▶ _OBJECTIVE_
In the records below, work out how many lines hold the word "axis". Report the number alone.

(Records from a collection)
.....

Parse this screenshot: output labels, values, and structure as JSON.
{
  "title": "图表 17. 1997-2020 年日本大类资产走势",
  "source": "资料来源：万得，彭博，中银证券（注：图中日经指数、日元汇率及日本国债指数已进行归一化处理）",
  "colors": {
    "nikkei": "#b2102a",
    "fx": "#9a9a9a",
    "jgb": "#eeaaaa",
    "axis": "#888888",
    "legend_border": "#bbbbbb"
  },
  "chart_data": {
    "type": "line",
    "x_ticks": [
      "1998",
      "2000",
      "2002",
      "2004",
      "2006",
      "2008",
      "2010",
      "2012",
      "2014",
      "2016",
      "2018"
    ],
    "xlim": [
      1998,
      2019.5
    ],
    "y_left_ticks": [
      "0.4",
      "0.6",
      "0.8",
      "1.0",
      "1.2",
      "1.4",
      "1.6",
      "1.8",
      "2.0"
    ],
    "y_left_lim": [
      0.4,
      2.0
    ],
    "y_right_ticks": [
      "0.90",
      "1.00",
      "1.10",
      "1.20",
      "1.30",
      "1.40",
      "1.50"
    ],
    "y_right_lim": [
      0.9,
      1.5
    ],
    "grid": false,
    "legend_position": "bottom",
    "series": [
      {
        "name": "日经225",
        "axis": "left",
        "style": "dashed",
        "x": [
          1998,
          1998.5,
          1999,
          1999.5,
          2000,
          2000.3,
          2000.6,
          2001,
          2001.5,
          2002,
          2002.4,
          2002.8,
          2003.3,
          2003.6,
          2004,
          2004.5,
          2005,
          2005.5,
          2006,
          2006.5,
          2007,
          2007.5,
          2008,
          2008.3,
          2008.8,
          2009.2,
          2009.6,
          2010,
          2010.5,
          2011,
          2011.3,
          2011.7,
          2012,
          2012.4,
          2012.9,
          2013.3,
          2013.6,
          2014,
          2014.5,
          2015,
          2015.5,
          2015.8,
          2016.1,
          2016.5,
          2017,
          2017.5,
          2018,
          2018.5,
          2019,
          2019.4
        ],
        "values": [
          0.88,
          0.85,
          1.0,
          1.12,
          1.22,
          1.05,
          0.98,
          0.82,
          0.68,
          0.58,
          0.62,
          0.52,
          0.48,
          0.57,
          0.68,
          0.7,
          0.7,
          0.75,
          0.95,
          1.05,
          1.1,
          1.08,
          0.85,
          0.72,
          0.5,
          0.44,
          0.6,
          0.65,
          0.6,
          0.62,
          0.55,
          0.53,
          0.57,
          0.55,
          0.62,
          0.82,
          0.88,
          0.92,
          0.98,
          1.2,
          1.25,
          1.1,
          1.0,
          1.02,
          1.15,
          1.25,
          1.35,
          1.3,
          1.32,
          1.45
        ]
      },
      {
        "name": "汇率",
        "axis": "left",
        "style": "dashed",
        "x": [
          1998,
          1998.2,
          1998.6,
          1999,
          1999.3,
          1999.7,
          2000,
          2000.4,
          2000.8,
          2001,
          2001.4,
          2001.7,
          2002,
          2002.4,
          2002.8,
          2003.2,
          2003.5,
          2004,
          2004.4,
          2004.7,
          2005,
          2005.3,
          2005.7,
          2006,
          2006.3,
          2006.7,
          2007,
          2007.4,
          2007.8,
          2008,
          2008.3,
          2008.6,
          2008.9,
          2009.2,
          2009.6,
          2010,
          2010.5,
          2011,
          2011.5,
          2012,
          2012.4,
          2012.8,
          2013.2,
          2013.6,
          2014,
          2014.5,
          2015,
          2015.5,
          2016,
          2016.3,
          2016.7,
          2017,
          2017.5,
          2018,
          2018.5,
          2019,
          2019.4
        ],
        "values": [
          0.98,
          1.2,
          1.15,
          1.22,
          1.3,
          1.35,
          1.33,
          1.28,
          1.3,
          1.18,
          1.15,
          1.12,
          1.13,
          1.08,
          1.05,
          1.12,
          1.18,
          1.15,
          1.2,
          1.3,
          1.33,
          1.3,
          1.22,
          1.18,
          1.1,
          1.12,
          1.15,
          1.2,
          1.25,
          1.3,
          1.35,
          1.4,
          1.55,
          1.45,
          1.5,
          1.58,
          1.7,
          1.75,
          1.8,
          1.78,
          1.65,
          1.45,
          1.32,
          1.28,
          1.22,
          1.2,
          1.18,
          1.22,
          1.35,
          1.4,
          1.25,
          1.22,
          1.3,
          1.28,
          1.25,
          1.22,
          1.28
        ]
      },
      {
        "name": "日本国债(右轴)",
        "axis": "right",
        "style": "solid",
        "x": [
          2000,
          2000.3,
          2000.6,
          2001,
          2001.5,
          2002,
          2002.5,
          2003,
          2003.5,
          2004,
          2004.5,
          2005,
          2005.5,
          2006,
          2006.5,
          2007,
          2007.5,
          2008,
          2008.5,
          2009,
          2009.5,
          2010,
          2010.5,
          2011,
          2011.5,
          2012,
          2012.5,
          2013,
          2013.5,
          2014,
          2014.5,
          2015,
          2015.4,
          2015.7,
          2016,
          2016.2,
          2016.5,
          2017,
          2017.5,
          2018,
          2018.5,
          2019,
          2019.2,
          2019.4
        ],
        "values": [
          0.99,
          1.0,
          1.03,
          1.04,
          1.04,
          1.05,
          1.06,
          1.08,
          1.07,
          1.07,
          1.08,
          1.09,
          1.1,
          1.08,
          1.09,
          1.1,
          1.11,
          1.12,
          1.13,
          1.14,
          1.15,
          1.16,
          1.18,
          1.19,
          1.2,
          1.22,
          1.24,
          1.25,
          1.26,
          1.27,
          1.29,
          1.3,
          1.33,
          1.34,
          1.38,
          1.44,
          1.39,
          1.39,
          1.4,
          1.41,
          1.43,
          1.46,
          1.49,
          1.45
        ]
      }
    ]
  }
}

.....

▶ _TASK RESULT_
4